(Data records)

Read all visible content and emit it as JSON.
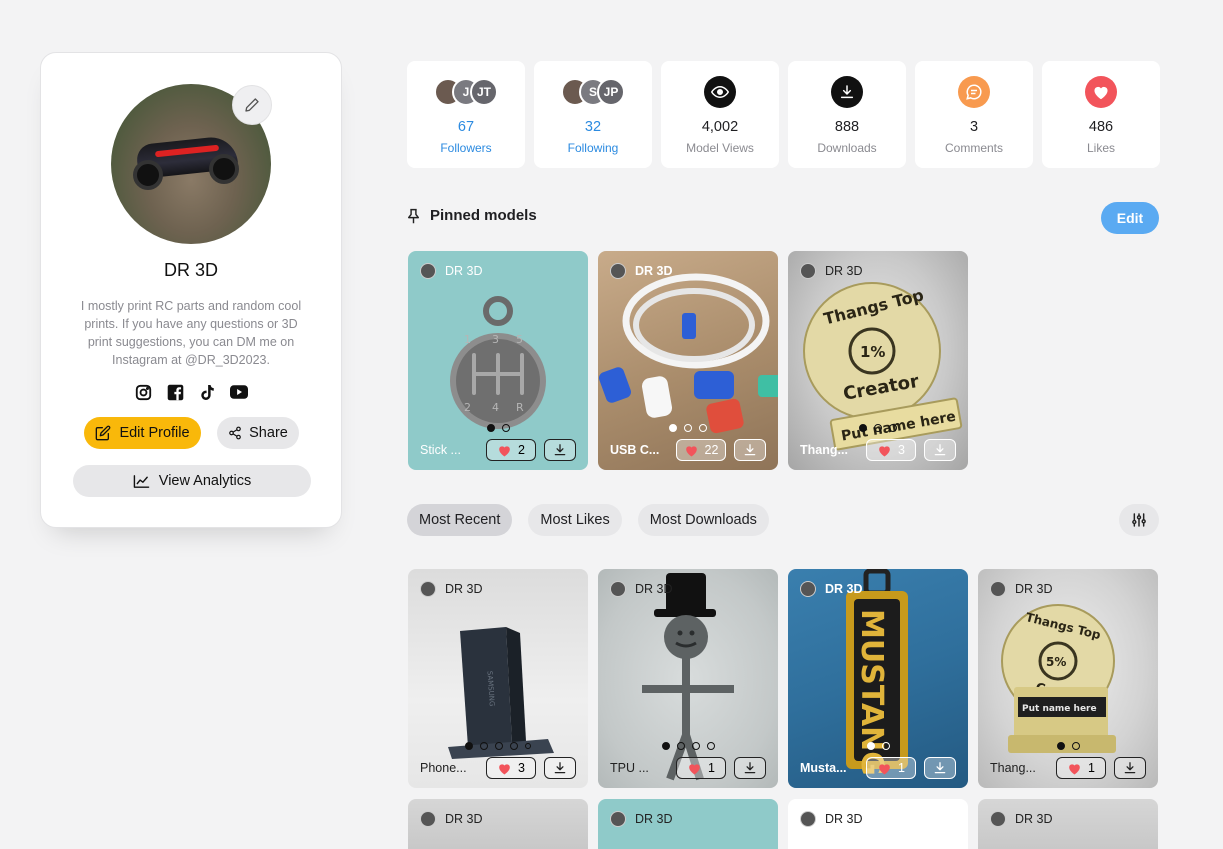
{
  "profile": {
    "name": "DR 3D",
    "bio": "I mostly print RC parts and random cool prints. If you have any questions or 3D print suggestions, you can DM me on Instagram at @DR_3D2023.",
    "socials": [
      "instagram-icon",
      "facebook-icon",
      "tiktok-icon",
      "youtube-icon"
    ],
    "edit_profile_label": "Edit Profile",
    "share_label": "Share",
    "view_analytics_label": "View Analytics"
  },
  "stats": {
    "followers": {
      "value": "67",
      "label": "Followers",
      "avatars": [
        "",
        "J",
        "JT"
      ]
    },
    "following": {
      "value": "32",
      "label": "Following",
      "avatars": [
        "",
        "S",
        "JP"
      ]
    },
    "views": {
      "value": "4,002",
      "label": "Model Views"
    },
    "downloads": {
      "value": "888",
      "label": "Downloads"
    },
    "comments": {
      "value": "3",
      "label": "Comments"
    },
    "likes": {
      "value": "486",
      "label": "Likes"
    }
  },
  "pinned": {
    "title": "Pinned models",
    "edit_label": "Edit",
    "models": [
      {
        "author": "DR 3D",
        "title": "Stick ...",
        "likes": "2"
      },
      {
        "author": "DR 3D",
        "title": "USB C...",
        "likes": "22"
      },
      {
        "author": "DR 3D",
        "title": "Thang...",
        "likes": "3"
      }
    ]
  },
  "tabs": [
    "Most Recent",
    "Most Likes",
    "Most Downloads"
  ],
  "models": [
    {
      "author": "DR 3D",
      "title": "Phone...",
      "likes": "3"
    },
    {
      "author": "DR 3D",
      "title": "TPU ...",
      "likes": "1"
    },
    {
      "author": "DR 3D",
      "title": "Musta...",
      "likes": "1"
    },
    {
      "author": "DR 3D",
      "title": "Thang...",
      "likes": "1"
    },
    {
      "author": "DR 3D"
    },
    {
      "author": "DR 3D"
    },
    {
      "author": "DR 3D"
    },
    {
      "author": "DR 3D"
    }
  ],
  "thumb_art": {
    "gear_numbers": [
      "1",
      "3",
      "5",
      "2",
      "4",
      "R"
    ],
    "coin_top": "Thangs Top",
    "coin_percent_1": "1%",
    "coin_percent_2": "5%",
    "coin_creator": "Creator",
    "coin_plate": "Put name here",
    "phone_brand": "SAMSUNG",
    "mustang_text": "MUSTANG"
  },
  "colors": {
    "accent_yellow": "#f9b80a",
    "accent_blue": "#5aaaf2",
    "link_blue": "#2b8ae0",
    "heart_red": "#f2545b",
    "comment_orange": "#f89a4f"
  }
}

__Problem details__: Locate the word "Edit" in the data above. Copy every line carrying it.

__The reply__:
    "edit_profile_label": "Edit Profile",
    "edit_label": "Edit",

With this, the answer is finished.